** Aim of the task **
Rewrite this listing with every "client-name" replaced by "client-label" and everything else unchanged. Leave the pictures out.

------------------------------------------------

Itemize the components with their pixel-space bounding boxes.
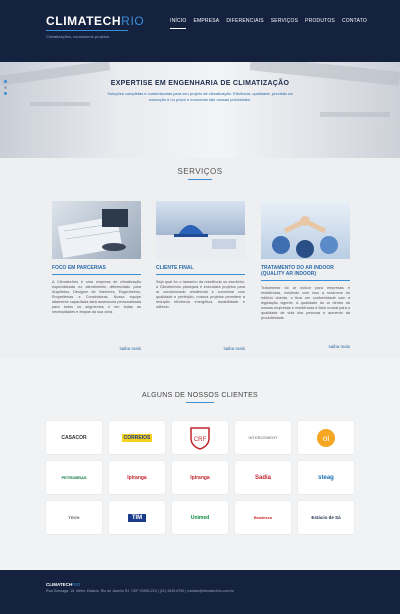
service-rule bbox=[52, 274, 141, 275]
logo[interactable]: CLIMATECHRIO bbox=[46, 14, 144, 28]
site-footer: CLIMATECHRIO Rua Gonzaga, 15, Méier, Est… bbox=[0, 570, 400, 614]
logo-main: CLIMATECH bbox=[46, 14, 122, 28]
client-logo-petrobras[interactable]: PETROBRAS bbox=[46, 461, 102, 494]
service-card: FOCO EM PARCERIAS A Climatechrio é uma e… bbox=[52, 201, 141, 351]
service-card: CLIENTE FINAL Seja qual for o tamanho da… bbox=[156, 201, 245, 351]
client-logo-flamengo[interactable]: CRF bbox=[172, 421, 228, 454]
services-title-underline bbox=[188, 179, 212, 180]
logo-accent: RIO bbox=[121, 14, 145, 28]
service-title: CLIENTE FINAL bbox=[156, 265, 194, 271]
footer-address: Rua Gonzaga, 15, Méier, Estácio, Rio de … bbox=[46, 589, 234, 593]
client-logo-sadia[interactable]: Sadia bbox=[235, 461, 291, 494]
client-name: TIM bbox=[127, 513, 147, 522]
logo-underline bbox=[46, 30, 128, 31]
service-rule bbox=[261, 280, 350, 281]
slider-dot[interactable] bbox=[4, 86, 7, 89]
flamengo-crest-icon: CRF bbox=[190, 426, 210, 450]
client-name: Bradesco bbox=[253, 515, 273, 520]
nav-servicos[interactable]: SERVIÇOS bbox=[271, 18, 298, 24]
client-name: Ipiranga bbox=[127, 474, 147, 481]
service-rule bbox=[156, 274, 245, 275]
client-name: INTERCEMENT bbox=[248, 435, 278, 440]
client-name: Sadia bbox=[254, 474, 271, 481]
client-name: Unimed bbox=[190, 514, 210, 521]
nav-empresa[interactable]: EMPRESA bbox=[193, 18, 219, 24]
client-name: TECH bbox=[68, 515, 80, 520]
hero-duct-image bbox=[320, 112, 390, 117]
hero-duct-image bbox=[30, 102, 90, 106]
tagline: Climatizações, construindo projetos. bbox=[46, 34, 111, 39]
service-text: Tratamento do ar indoor para empresas e … bbox=[261, 286, 350, 320]
client-name: Estácio de Sá bbox=[311, 515, 341, 520]
footer-logo-accent: RIO bbox=[72, 582, 81, 587]
hero-title: EXPERTISE EM ENGENHARIA DE CLIMATIZAÇÃO bbox=[110, 80, 290, 87]
nav-contato[interactable]: CONTATO bbox=[342, 18, 367, 24]
site-header: CLIMATECHRIO Climatizações, construindo … bbox=[0, 0, 400, 62]
client-logo-correios[interactable]: CORREIOS bbox=[109, 421, 165, 454]
service-image-client bbox=[156, 201, 245, 259]
saiba-mais-link[interactable]: saiba mais bbox=[119, 346, 141, 351]
service-image-team bbox=[261, 201, 350, 259]
blueprint-icon bbox=[57, 209, 128, 258]
nav-diferenciais[interactable]: DIFERENCIAIS bbox=[226, 18, 263, 24]
saiba-mais-link[interactable]: saiba mais bbox=[223, 346, 245, 351]
clients-title: ALGUNS DE NOSSOS CLIENTES bbox=[141, 392, 259, 399]
slider-dots bbox=[4, 80, 7, 98]
client-logo-tech[interactable]: TECH bbox=[46, 501, 102, 534]
nav-produtos[interactable]: PRODUTOS bbox=[305, 18, 335, 24]
service-title: TRATAMENTO DO AR INDOOR (QUALITY AR INDO… bbox=[261, 265, 334, 277]
client-logo-estacio[interactable]: Estácio de Sá bbox=[298, 501, 354, 534]
footer-logo[interactable]: CLIMATECHRIO bbox=[46, 582, 80, 587]
svg-text:oi: oi bbox=[323, 434, 329, 443]
client-name: Ipiranga bbox=[190, 474, 210, 481]
client-logo-intercement[interactable]: INTERCEMENT bbox=[235, 421, 291, 454]
footer-logo-main: CLIMATECH bbox=[46, 582, 73, 587]
client-logo-ipiranga[interactable]: Ipiranga bbox=[109, 461, 165, 494]
service-card: TRATAMENTO DO AR INDOOR (QUALITY AR INDO… bbox=[261, 201, 350, 349]
services-title: SERVIÇOS bbox=[177, 167, 223, 176]
oi-logo-icon: oi bbox=[317, 428, 335, 447]
client-logo-tim[interactable]: TIM bbox=[109, 501, 165, 534]
client-logo-oi[interactable]: oi bbox=[298, 421, 354, 454]
client-logo-steag[interactable]: steag bbox=[298, 461, 354, 494]
clients-title-underline bbox=[186, 402, 214, 403]
client-logo-ipiranga-2[interactable]: Ipiranga bbox=[172, 461, 228, 494]
client-logo-casacor[interactable]: CASACOR bbox=[46, 421, 102, 454]
service-text: Seja qual for o tamanho da residência ou… bbox=[156, 280, 245, 309]
client-name: steag bbox=[318, 474, 334, 481]
nav-active-indicator bbox=[170, 28, 186, 29]
hardhat-icon bbox=[156, 225, 245, 259]
client-logo-bradesco[interactable]: Bradesco bbox=[235, 501, 291, 534]
client-logo-unimed[interactable]: Unimed bbox=[172, 501, 228, 534]
slider-dot[interactable] bbox=[4, 92, 7, 95]
client-name: CORREIOS bbox=[121, 433, 153, 442]
service-title: FOCO EM PARCERIAS bbox=[52, 265, 106, 271]
client-name: CASACOR bbox=[61, 434, 87, 441]
service-text: A Climatechrio é uma empresa de climatiz… bbox=[52, 280, 141, 314]
hero-banner bbox=[0, 62, 400, 158]
main-nav: INÍCIO EMPRESA DIFERENCIAIS SERVIÇOS PRO… bbox=[170, 18, 367, 24]
service-image-partnership bbox=[52, 201, 141, 259]
nav-inicio[interactable]: INÍCIO bbox=[170, 18, 186, 24]
saiba-mais-link[interactable]: saiba mais bbox=[328, 344, 350, 349]
svg-text:CRF: CRF bbox=[194, 437, 207, 443]
hero-subtitle: Soluções completas e customizadas para s… bbox=[107, 91, 293, 102]
client-name: PETROBRAS bbox=[61, 475, 87, 480]
team-hands-icon bbox=[272, 216, 338, 258]
slider-dot[interactable] bbox=[4, 80, 7, 83]
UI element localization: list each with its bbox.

------------------------------------------------

** Answer **
Itemize the components with their pixel-space bounding boxes.
service-rule bbox=[52, 274, 141, 275]
logo[interactable]: CLIMATECHRIO bbox=[46, 14, 144, 28]
site-footer: CLIMATECHRIO Rua Gonzaga, 15, Méier, Est… bbox=[0, 570, 400, 614]
logo-main: CLIMATECH bbox=[46, 14, 122, 28]
client-logo-petrobras[interactable]: PETROBRAS bbox=[46, 461, 102, 494]
service-card: FOCO EM PARCERIAS A Climatechrio é uma e… bbox=[52, 201, 141, 351]
service-card: CLIENTE FINAL Seja qual for o tamanho da… bbox=[156, 201, 245, 351]
client-logo-flamengo[interactable]: CRF bbox=[172, 421, 228, 454]
services-title-underline bbox=[188, 179, 212, 180]
logo-accent: RIO bbox=[121, 14, 145, 28]
service-title: CLIENTE FINAL bbox=[156, 265, 194, 271]
footer-address: Rua Gonzaga, 15, Méier, Estácio, Rio de … bbox=[46, 589, 234, 593]
client-logo-sadia[interactable]: Sadia bbox=[235, 461, 291, 494]
client-label: TIM bbox=[127, 513, 147, 522]
logo-underline bbox=[46, 30, 128, 31]
service-rule bbox=[261, 280, 350, 281]
slider-dot[interactable] bbox=[4, 86, 7, 89]
flamengo-crest-icon: CRF bbox=[190, 426, 210, 450]
client-label: Bradesco bbox=[253, 515, 273, 520]
nav-servicos[interactable]: SERVIÇOS bbox=[271, 18, 298, 24]
client-label: Ipiranga bbox=[127, 474, 147, 481]
service-rule bbox=[156, 274, 245, 275]
client-label: INTERCEMENT bbox=[248, 435, 278, 440]
client-label: Sadia bbox=[254, 474, 271, 481]
client-label: Unimed bbox=[190, 514, 210, 521]
nav-empresa[interactable]: EMPRESA bbox=[193, 18, 219, 24]
client-label: TECH bbox=[68, 515, 80, 520]
hero-duct-image bbox=[320, 112, 390, 117]
hero-duct-image bbox=[30, 102, 90, 106]
tagline: Climatizações, construindo projetos. bbox=[46, 34, 111, 39]
service-text: Tratamento do ar indoor para empresas e … bbox=[261, 286, 350, 320]
client-label: Estácio de Sá bbox=[311, 515, 341, 520]
footer-logo-accent: RIO bbox=[72, 582, 81, 587]
hero-title: EXPERTISE EM ENGENHARIA DE CLIMATIZAÇÃO bbox=[110, 80, 290, 87]
nav-contato[interactable]: CONTATO bbox=[342, 18, 367, 24]
site-header: CLIMATECHRIO Climatizações, construindo … bbox=[0, 0, 400, 62]
client-logo-correios[interactable]: CORREIOS bbox=[109, 421, 165, 454]
service-image-client bbox=[156, 201, 245, 259]
saiba-mais-link[interactable]: saiba mais bbox=[119, 346, 141, 351]
service-image-team bbox=[261, 201, 350, 259]
blueprint-icon bbox=[57, 209, 128, 258]
nav-diferenciais[interactable]: DIFERENCIAIS bbox=[226, 18, 263, 24]
saiba-mais-link[interactable]: saiba mais bbox=[223, 346, 245, 351]
clients-title: ALGUNS DE NOSSOS CLIENTES bbox=[141, 392, 259, 399]
slider-dots bbox=[4, 80, 7, 98]
client-logo-tech[interactable]: TECH bbox=[46, 501, 102, 534]
nav-produtos[interactable]: PRODUTOS bbox=[305, 18, 335, 24]
service-title: TRATAMENTO DO AR INDOOR (QUALITY AR INDO… bbox=[261, 265, 334, 277]
client-logo-estacio[interactable]: Estácio de Sá bbox=[298, 501, 354, 534]
footer-logo[interactable]: CLIMATECHRIO bbox=[46, 582, 80, 587]
svg-text:oi: oi bbox=[323, 434, 329, 443]
client-label: Ipiranga bbox=[190, 474, 210, 481]
client-logo-intercement[interactable]: INTERCEMENT bbox=[235, 421, 291, 454]
footer-logo-main: CLIMATECH bbox=[46, 582, 73, 587]
client-logo-ipiranga[interactable]: Ipiranga bbox=[109, 461, 165, 494]
service-card: TRATAMENTO DO AR INDOOR (QUALITY AR INDO… bbox=[261, 201, 350, 349]
services-title: SERVIÇOS bbox=[177, 167, 223, 176]
oi-logo-icon: oi bbox=[317, 428, 335, 447]
client-logo-tim[interactable]: TIM bbox=[109, 501, 165, 534]
client-logo-oi[interactable]: oi bbox=[298, 421, 354, 454]
client-logo-steag[interactable]: steag bbox=[298, 461, 354, 494]
clients-title-underline bbox=[186, 402, 214, 403]
client-logo-ipiranga-2[interactable]: Ipiranga bbox=[172, 461, 228, 494]
client-logo-casacor[interactable]: CASACOR bbox=[46, 421, 102, 454]
service-text: Seja qual for o tamanho da residência ou… bbox=[156, 280, 245, 309]
client-label: steag bbox=[318, 474, 334, 481]
nav-active-indicator bbox=[170, 28, 186, 29]
hardhat-icon bbox=[156, 225, 245, 259]
client-logo-bradesco[interactable]: Bradesco bbox=[235, 501, 291, 534]
client-logo-unimed[interactable]: Unimed bbox=[172, 501, 228, 534]
slider-dot[interactable] bbox=[4, 92, 7, 95]
client-label: CORREIOS bbox=[121, 433, 153, 442]
service-title: FOCO EM PARCERIAS bbox=[52, 265, 106, 271]
client-label: CASACOR bbox=[61, 434, 87, 441]
service-text: A Climatechrio é uma empresa de climatiz… bbox=[52, 280, 141, 314]
hero-banner bbox=[0, 62, 400, 158]
main-nav: INÍCIO EMPRESA DIFERENCIAIS SERVIÇOS PRO… bbox=[170, 18, 367, 24]
service-image-partnership bbox=[52, 201, 141, 259]
nav-inicio[interactable]: INÍCIO bbox=[170, 18, 186, 24]
saiba-mais-link[interactable]: saiba mais bbox=[328, 344, 350, 349]
svg-text:CRF: CRF bbox=[194, 437, 207, 443]
hero-subtitle: Soluções completas e customizadas para s… bbox=[107, 91, 293, 102]
client-label: PETROBRAS bbox=[61, 475, 87, 480]
team-hands-icon bbox=[272, 216, 338, 258]
slider-dot[interactable] bbox=[4, 80, 7, 83]
UI element localization: list each with its bbox.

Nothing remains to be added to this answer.